● YOUR TASK
Isolate every line in the records below with "Master" in it.

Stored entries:
■ ■ ■ ■ ■ ■ ■
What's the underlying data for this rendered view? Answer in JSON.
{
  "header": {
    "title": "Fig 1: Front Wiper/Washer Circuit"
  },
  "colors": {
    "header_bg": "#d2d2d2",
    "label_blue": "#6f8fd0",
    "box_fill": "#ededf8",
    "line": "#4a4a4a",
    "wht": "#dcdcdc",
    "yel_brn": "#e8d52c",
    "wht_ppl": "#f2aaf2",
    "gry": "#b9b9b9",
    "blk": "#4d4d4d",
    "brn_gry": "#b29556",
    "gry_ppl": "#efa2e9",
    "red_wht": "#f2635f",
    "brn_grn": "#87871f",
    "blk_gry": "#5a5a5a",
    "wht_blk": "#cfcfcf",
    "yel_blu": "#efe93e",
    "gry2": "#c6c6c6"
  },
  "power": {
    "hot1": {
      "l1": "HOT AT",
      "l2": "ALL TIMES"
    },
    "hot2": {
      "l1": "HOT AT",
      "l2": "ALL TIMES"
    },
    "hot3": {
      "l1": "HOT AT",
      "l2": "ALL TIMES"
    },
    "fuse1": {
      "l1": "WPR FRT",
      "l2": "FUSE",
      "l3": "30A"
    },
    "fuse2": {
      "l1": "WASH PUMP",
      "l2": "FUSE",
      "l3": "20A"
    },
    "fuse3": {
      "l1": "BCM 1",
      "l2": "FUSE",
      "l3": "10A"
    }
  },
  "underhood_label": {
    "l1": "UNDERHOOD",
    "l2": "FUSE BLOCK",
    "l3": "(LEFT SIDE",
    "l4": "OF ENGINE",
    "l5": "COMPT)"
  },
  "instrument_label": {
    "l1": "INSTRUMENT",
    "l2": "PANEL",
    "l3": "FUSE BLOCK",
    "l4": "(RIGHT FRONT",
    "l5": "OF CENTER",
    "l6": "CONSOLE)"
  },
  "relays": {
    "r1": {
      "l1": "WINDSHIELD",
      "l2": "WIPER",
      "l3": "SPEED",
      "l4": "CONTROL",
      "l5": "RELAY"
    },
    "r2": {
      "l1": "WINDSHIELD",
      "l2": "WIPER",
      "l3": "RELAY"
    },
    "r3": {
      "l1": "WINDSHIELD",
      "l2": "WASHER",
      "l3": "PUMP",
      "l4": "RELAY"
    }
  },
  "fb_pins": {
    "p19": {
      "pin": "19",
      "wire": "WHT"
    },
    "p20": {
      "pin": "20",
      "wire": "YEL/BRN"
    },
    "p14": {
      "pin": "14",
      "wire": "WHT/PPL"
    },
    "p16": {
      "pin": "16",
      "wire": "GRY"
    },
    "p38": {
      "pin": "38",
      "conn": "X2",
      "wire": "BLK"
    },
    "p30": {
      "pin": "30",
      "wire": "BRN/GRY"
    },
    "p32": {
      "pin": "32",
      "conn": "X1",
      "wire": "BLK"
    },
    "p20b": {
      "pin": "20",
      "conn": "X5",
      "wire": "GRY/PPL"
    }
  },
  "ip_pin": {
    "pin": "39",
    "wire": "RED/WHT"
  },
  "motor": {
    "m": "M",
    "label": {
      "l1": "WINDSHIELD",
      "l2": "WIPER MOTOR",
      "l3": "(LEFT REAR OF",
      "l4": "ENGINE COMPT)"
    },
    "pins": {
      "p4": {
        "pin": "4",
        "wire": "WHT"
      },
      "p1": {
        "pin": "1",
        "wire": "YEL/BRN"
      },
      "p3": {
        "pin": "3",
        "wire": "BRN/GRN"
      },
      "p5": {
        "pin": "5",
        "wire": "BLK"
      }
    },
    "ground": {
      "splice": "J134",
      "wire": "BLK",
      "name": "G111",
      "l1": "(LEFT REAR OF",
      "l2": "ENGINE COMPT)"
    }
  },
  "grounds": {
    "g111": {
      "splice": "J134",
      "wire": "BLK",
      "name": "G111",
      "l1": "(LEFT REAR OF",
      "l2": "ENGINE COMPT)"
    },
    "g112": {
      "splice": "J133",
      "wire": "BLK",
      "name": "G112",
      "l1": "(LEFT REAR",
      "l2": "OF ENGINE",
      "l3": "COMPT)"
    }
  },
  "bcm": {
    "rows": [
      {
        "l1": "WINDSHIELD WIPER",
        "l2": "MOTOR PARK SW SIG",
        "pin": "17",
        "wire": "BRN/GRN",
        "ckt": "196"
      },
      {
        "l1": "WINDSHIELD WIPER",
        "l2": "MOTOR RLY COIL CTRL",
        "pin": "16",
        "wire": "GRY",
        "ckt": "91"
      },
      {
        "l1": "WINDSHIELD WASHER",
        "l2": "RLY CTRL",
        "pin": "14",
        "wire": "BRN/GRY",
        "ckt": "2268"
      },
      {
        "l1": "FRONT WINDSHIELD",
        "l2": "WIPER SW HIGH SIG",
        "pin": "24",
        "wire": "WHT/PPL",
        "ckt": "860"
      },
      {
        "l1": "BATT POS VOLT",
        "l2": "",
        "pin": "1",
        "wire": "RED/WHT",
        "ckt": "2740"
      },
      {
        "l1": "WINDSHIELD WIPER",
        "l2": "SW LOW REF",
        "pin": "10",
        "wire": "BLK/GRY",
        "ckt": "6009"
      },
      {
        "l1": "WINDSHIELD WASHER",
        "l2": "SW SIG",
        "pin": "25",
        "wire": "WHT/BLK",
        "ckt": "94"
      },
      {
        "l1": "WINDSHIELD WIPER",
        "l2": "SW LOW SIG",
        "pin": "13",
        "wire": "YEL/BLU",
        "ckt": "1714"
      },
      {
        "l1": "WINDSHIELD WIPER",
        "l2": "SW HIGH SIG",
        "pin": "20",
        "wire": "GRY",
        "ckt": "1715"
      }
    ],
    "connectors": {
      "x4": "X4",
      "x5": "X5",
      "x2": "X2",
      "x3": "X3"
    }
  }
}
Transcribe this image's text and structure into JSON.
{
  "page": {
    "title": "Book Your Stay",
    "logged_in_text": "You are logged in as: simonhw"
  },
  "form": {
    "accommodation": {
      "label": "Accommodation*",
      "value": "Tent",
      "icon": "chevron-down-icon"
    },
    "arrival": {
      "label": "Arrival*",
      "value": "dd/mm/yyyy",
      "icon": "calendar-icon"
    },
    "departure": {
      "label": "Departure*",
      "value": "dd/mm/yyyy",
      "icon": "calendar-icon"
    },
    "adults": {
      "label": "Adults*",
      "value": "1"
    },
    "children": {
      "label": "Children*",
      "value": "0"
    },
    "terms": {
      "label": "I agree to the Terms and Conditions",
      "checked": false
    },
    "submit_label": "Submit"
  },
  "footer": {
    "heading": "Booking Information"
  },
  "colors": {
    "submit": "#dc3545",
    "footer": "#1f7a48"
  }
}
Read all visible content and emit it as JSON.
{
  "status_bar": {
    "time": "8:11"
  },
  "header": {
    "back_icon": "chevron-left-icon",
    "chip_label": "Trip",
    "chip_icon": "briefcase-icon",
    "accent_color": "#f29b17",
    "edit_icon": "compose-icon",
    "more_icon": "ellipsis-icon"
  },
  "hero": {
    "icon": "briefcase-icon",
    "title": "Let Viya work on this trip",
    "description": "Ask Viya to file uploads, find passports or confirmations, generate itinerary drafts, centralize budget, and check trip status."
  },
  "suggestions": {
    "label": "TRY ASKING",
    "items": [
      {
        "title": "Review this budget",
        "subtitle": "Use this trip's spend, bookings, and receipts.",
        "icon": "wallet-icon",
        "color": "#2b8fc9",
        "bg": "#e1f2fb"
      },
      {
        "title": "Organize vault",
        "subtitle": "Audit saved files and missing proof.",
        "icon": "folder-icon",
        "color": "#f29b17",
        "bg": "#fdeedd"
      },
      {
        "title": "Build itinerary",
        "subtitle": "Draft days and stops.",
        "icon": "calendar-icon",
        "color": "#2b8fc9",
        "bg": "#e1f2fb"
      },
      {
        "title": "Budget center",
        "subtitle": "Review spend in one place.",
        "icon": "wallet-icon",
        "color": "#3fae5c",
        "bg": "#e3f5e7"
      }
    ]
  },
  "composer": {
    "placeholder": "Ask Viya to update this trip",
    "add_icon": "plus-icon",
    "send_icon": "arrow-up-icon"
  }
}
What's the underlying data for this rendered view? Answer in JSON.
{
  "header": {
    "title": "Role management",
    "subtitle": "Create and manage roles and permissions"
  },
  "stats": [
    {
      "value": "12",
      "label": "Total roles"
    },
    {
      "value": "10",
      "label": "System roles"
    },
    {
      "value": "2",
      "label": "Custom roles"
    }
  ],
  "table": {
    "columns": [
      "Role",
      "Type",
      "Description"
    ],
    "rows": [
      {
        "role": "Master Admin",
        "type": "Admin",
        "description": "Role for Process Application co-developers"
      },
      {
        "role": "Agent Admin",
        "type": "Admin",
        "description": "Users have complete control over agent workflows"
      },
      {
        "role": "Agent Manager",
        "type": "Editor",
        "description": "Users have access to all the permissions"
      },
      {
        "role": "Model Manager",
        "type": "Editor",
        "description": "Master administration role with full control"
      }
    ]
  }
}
■ ■ ■ ■ ■ ■ ■
● WRITTEN RESPONSE
        "role": "Master Admin",
        "description": "Master administration role with full control"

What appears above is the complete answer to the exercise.